**Auszuführende Aufgaben**.
a. Mit welchem Ergebnis schlugen die Detroit Lions laut dem Text über die NFL-Übertragung bei RTL den amtierenden Champion aus Kansas City?
b. Schreibe den Text über die NFL-Übertragung bei RTL im selben Stil weiter, beginnend nach seinem letzten Satz.

**Angezeigter Text**.
»»

Nachdem die NFL jahrelang bei "ran" zu sehen war, hat sich zur aktuellen Saison RTL die Rechte gesichert. Wir haben uns die erste Sonntagabend-Übertragung des Senders angeschaut und neben Football, Fachbegriffen und Floskeln vor allem eins gesehen: viel Liebe zum Sport.
Fliegender Wechsel im TV: Während im vergangenen Jahr noch "ran" auf ProSieben die NFL im deutschen Fernsehen übertragen hatte, hat sich zur kommenden Saison RTL die Rechte gesichert. Aber keine Angst: Viele bekannte Gesichter, darunter "Coach" Esume und Ex-NFL-Spieler Björn Werner, haben den Umzug mitgemacht und sind nun für RTL am Start.
Apropos Start: Den haben wir bei RTL schon in der Nacht von Donnerstag auf Freitag gesehen, als die toughen Detroit Lions den amtierenden Champ aus Kansas City in deren eigenem Stadion geschlagen haben. Das knappe Ergebnis von 21:20 war ein toller Auftakt, daran will RTL mit der Hauptsendung am ersten Footballsonntag der Saison nahtlos anknüpfen.
Dafür bieten die Kölner gleich zwei absolute Schwergewichte der Szene auf: Sport-Urgestein
Die Crew, die ab 19 Uhr – die Vorberichte bei RTL+ beginnen um 18.15 Uhr – aus dem neuen, schmucken Kölner Studio sendet, bekommt auf dem Papier ein Topspiel vorgesetzt: Die Cincinnati Bengals um Star-Quarterback Joe Burrow, vor zwei Jahren im Super Bowl denkbar knapp den L.A. Rams unterlegen, bekommen es mit den massiv verstärkten Cleveland Browns zu tun. Bei denen schwingt der nach einer sehr hässlichen Affäre um zig Fälle von sexueller Belästigung in Ungnade gefallene Quarterback Deshaun Watson das Zepter. Ein Duell innerhalb der AFC North zwischen Teams, die sich berechtigte Hoffnungen auf die Divisionskrone machen – da hätte RTL es bedeutend schlechter treffen können.
Das Duo Buschmann/Vollmer harmoniert prächtig
Entsprechend gross ist die Vorfreude im Studio. Schnell wird klar: Buschmann und Vollmer liefern einen souveränen Auftritt ab, vor allem Letzterer glänzt mit dem über viele NFL-Jahre erworbenen Fachwissen. Der emotionale Moderator und der hin und wieder ein bisschen spröde wirkende Ex-Profi harmonieren prächtig und ergänzen sich toll. Beiden ist die Liebe zum Sport in jeder Sekunde anzumerken. Schön: Die bei "ran" oft etwas zu dick aufgetragene Blödelei ist auf ein angemessenes Mass reduziert worden, wobei Vollmer in dieser Kategorie eh nicht unbedingt zu den üblichen Verdächtigen zählt.

««

**Datenblock**.
»»

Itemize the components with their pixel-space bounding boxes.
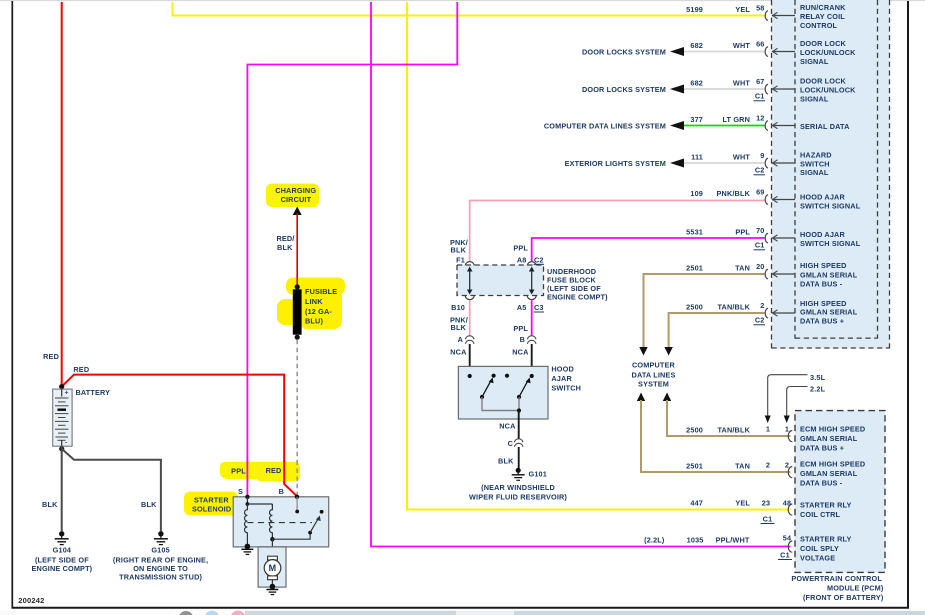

««

**Erwartete Ausgaben**.
a. Mit 21:20.

b.
Die Moderatoren schaffen es gut, auf der einen Seite Neulinge und auf der anderen NFL-Veteranen bei der Stange zu halten: Sie erklären einige Football-Begriffe ("Bunch Formation" etwa), aber nicht zu viele – so wird neuen Zuschauern der Einstieg erleichtert und alte Hasen werden nicht vergrault.
Als sich der rechte Tackle der Browns, Jack Conklin, massiv das Knie verdreht und vor Schmerzen am Boden windet, spielt Vollmer seine Stärke aus: die Erfahrung. Er erzählt, dass Linemen "tough as nails" sind; wenn da einer liegen bleibe, dann habe der sich wirklich verletzt. Und wer sollte das besser beurteilen können als Vollmer, der jahrelang für Superstar Tom Brady geblockt und sich dabei zigmal verletzt hat.
Er erzählt auch aus eigener Erfahrung, wie es für Familie und Freunde des Verletzten ist, dass sie erst mal nichts zum Gesundheitszustand des Unglücklichen und dem Grad seiner Verletzung erfahren. Spannende Einblicke hinter die Kulissen des Sports und ein Beispiel für die Expertise, die Vollmer mitbringt und welche die Sendung ungemein aufwertet. Nicht so schön: RTL zeigt die Verletzung von Conklin immer wieder in Zeitlupe, das muss man den Zuschauern nicht unbedingt zumuten.
Ein bisschen Denglisch gefällig?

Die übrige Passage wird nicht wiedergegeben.